Directive: Go through the records and show each line where the word "image" occurs.

-- BEGIN Source records --

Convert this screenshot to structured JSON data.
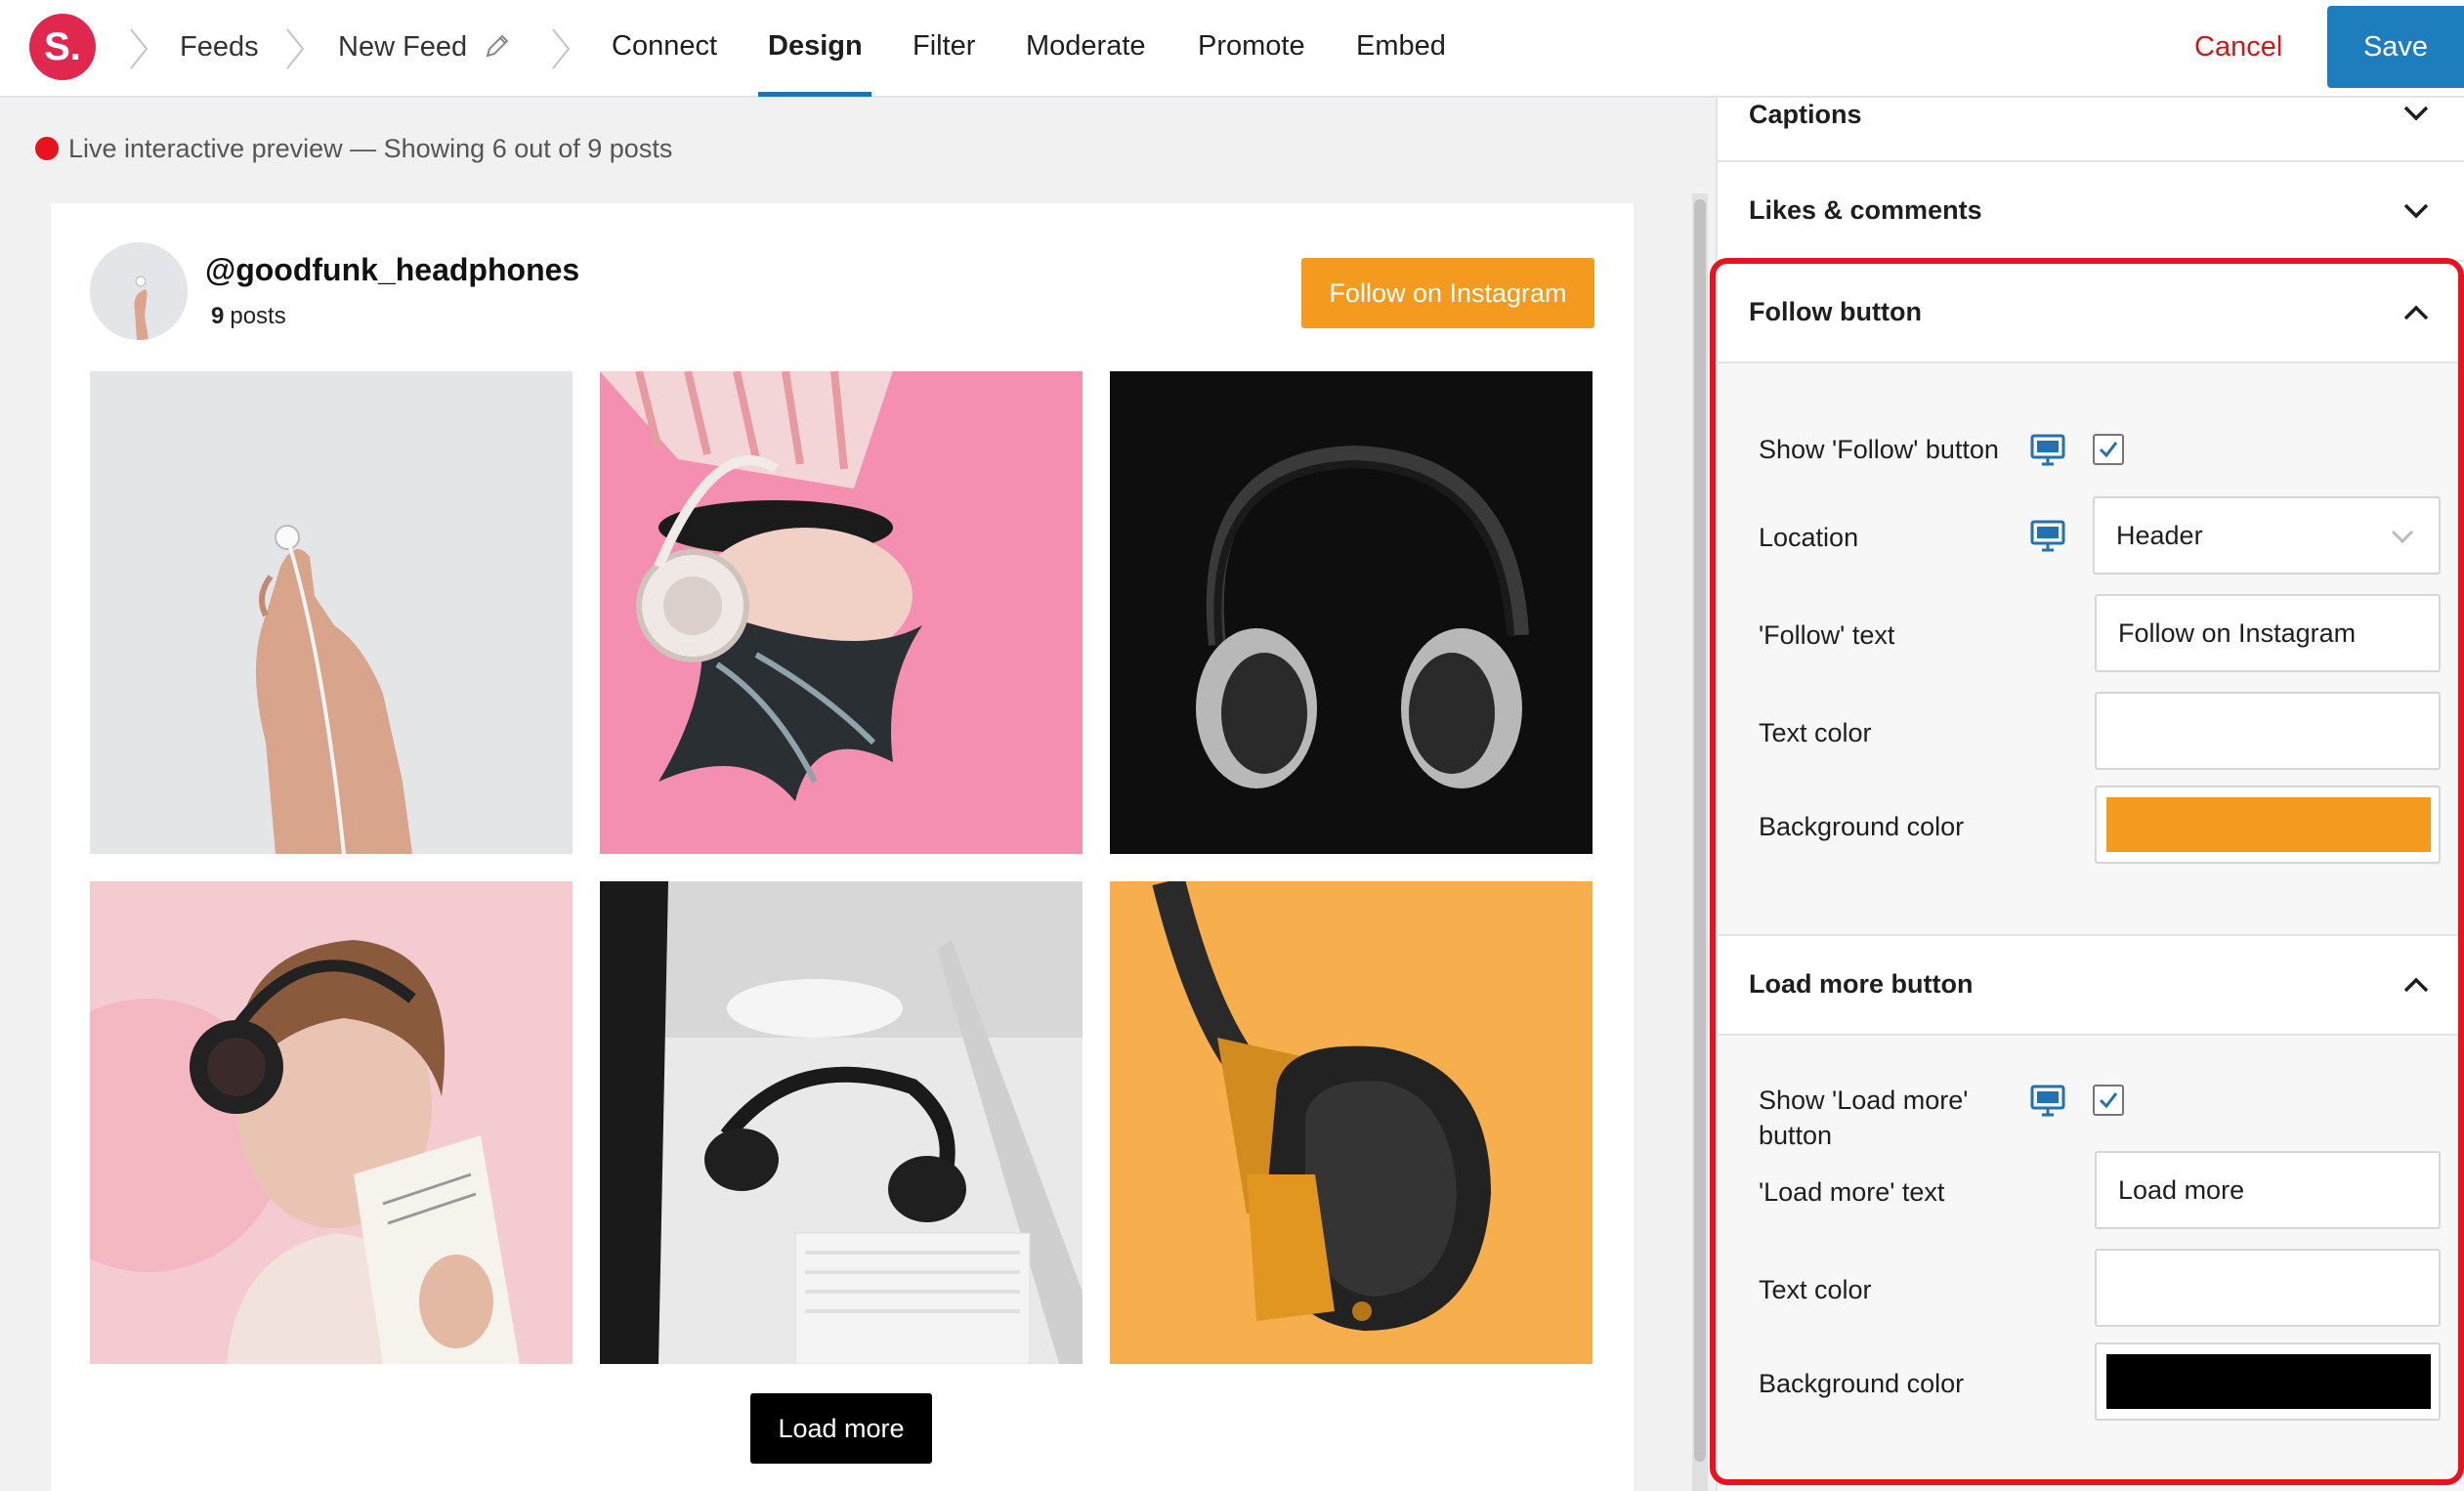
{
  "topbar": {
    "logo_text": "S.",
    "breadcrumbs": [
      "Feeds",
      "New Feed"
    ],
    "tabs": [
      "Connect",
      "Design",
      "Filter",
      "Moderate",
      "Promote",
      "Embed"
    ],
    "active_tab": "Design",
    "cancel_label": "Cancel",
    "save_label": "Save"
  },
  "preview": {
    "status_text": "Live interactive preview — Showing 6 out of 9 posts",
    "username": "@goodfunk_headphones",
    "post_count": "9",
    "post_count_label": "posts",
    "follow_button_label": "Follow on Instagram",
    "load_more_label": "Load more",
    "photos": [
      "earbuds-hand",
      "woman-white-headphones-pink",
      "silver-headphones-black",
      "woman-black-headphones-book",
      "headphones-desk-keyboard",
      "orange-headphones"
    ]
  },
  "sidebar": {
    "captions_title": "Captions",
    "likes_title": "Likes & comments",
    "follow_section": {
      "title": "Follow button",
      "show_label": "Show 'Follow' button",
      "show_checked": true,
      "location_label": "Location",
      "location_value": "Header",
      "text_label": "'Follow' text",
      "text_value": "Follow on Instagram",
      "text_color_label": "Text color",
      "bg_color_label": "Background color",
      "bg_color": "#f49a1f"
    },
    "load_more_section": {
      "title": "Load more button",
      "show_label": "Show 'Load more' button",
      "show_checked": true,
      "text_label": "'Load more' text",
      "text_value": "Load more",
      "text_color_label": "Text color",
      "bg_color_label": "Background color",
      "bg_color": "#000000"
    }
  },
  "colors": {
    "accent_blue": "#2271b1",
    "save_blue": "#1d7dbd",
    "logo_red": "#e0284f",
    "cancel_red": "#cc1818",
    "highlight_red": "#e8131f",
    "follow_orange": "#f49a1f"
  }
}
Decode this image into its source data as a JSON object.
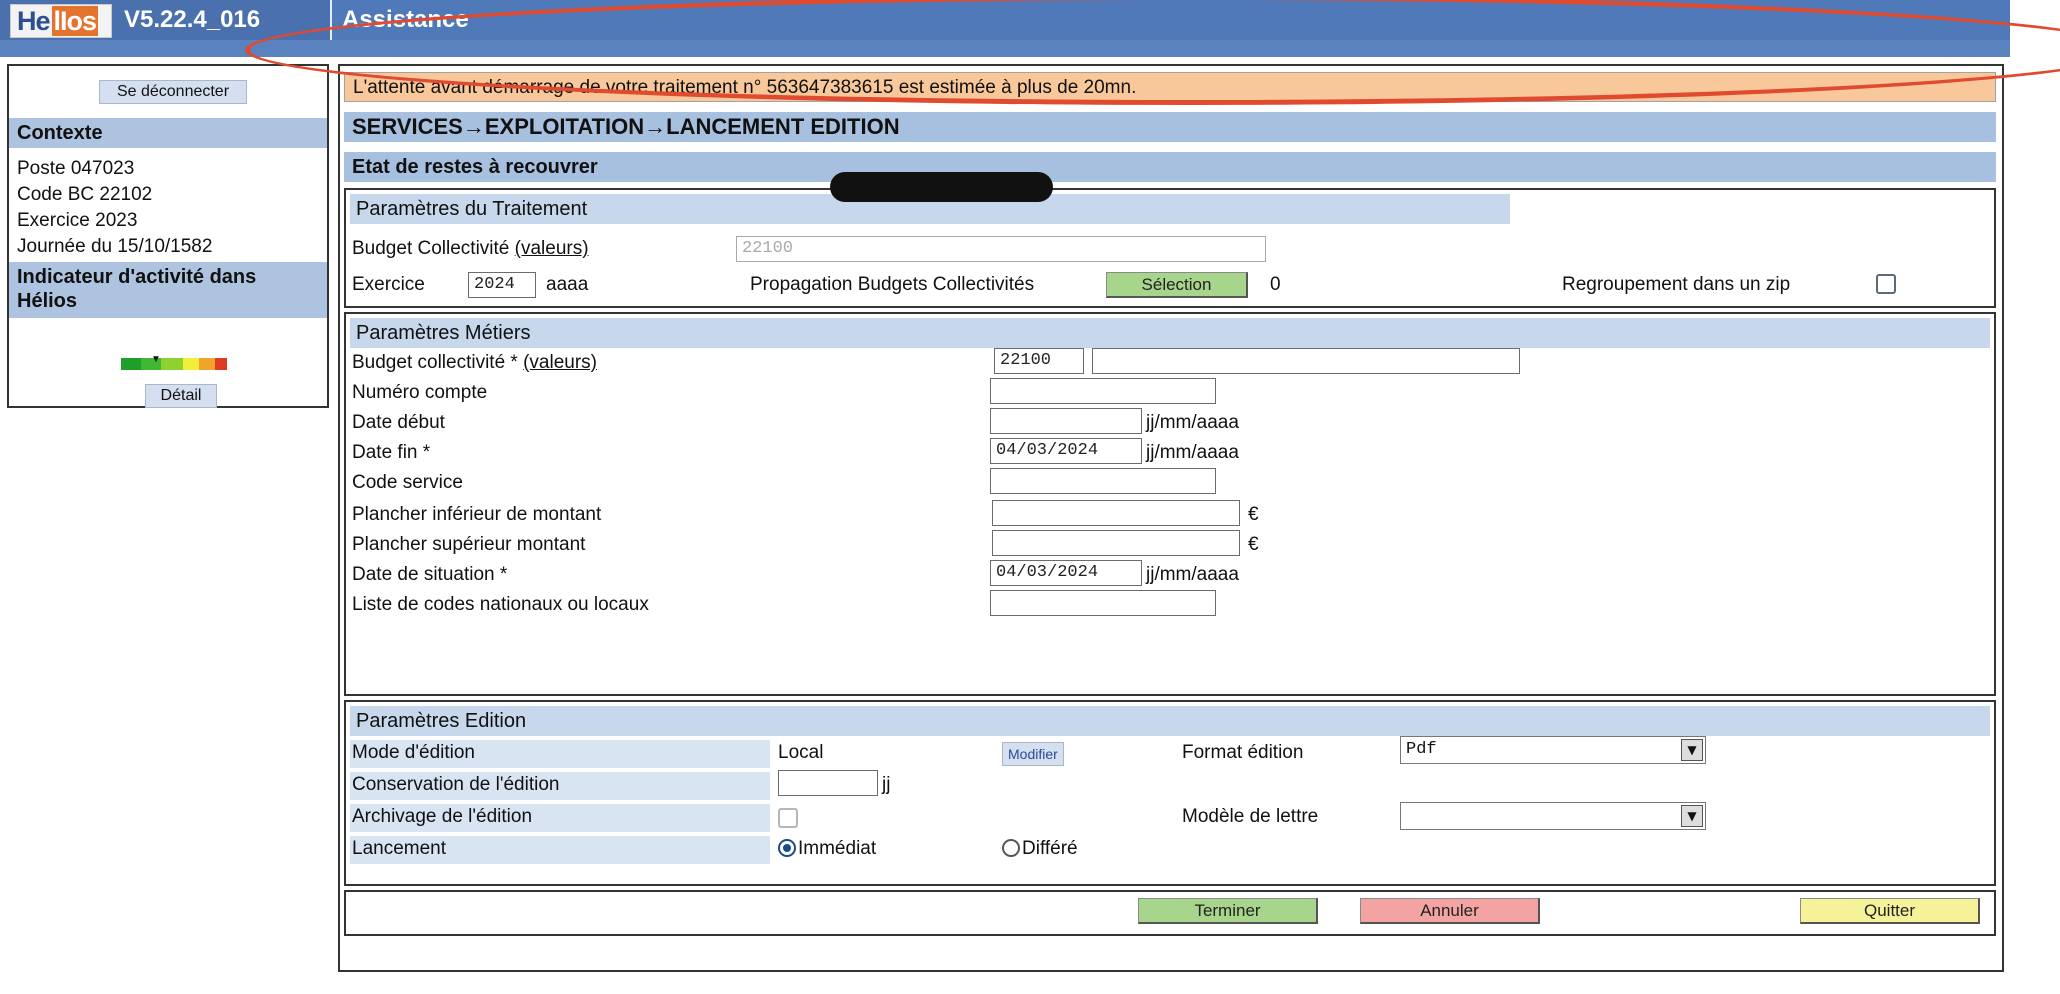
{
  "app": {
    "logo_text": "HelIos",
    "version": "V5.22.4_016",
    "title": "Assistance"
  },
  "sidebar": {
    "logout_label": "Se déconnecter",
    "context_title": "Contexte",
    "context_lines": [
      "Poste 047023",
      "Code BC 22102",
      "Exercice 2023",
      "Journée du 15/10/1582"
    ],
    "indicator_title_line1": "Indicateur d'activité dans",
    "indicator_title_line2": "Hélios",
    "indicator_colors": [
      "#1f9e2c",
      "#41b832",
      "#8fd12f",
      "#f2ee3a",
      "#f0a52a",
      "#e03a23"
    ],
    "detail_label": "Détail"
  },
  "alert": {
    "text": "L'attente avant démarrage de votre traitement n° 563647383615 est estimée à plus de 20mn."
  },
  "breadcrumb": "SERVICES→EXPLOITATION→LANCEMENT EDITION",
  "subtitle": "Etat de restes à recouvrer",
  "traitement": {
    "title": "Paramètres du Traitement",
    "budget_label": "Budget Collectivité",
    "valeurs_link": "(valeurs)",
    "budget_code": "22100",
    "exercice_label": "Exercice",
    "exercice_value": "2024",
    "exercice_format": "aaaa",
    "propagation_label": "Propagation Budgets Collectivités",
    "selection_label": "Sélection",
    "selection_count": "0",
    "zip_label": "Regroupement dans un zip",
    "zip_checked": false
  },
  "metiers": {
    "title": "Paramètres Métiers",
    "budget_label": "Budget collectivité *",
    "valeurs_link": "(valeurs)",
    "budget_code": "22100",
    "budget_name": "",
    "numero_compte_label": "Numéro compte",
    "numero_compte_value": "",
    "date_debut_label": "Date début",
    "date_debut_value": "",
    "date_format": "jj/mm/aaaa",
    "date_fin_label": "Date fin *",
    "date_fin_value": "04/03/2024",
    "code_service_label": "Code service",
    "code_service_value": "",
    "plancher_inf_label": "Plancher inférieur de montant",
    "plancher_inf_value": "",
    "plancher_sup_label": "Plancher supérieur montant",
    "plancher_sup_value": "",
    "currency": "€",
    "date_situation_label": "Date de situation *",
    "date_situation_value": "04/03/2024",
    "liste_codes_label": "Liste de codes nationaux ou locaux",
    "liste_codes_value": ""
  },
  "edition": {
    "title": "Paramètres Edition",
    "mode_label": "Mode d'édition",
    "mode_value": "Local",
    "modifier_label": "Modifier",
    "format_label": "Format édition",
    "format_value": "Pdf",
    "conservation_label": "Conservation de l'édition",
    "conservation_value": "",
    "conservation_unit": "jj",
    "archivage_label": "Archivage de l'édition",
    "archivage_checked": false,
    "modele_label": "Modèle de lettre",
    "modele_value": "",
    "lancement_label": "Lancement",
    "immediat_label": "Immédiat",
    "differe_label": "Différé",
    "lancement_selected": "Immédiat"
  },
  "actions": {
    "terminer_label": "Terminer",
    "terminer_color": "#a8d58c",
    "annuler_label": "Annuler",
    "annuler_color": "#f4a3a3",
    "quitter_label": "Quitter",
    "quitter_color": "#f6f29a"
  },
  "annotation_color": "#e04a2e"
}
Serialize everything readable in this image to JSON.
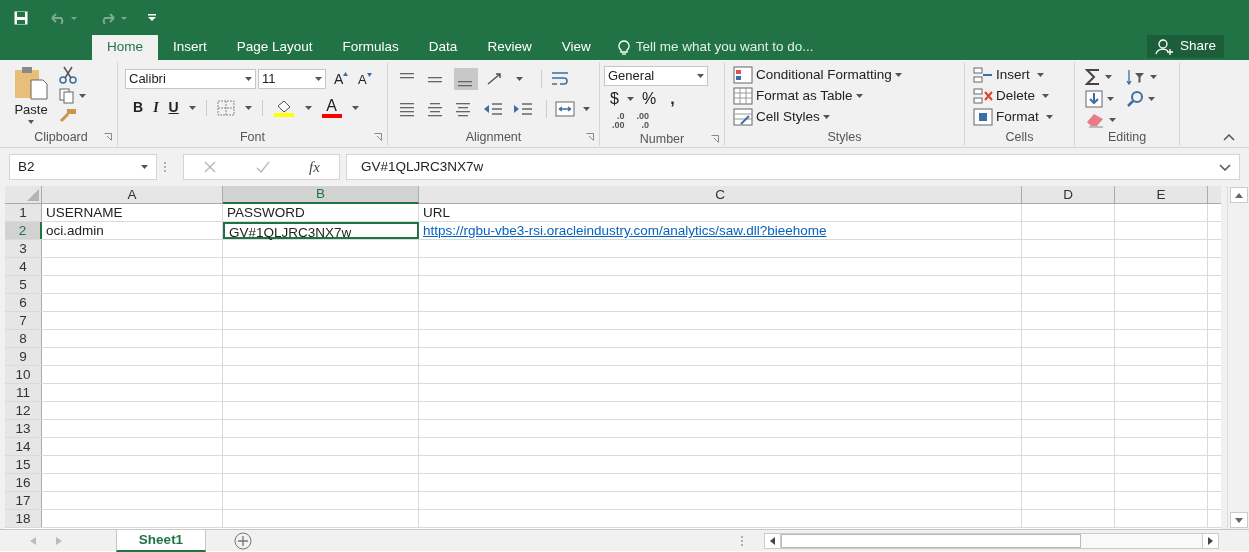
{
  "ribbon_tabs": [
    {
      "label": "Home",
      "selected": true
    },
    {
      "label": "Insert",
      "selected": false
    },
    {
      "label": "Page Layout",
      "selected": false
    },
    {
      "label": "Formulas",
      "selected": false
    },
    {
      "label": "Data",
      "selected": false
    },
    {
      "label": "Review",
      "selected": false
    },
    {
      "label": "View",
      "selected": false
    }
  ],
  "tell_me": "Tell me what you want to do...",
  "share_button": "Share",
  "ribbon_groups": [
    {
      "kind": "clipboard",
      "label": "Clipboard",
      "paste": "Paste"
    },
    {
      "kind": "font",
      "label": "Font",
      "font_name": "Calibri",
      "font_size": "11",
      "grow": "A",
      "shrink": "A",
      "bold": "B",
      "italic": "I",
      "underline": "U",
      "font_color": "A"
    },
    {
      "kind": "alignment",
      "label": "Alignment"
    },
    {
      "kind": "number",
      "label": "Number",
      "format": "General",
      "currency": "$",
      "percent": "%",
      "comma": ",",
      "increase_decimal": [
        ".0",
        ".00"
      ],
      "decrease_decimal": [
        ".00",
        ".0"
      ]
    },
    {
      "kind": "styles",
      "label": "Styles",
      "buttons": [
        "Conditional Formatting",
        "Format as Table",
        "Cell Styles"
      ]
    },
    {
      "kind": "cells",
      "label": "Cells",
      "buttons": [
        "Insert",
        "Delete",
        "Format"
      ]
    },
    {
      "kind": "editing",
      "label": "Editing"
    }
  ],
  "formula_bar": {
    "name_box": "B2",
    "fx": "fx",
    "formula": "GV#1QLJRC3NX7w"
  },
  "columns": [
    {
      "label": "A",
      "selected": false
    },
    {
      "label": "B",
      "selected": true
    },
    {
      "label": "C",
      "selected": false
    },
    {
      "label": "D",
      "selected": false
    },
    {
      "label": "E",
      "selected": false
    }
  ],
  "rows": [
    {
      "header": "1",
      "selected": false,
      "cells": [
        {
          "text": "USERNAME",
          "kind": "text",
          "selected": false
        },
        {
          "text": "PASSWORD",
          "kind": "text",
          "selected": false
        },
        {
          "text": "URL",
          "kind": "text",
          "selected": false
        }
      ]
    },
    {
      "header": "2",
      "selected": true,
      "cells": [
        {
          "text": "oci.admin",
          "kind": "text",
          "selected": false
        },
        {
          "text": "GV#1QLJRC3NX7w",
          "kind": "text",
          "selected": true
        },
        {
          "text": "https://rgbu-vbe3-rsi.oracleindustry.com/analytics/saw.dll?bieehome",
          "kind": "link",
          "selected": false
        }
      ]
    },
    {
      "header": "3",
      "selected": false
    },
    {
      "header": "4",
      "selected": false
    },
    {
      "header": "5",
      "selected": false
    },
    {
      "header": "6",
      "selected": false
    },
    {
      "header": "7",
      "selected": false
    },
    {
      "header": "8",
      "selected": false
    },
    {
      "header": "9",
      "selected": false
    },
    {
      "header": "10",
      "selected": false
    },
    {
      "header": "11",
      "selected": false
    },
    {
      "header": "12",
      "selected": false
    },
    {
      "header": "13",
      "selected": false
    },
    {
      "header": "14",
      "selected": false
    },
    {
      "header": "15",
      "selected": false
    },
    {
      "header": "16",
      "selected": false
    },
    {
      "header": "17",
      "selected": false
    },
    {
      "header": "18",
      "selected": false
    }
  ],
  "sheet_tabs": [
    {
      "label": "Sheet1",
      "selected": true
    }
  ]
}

-- END Source records --

Solution for this task:
Decode this image into its source data as a JSON object.
Serialize everything readable in this image to JSON.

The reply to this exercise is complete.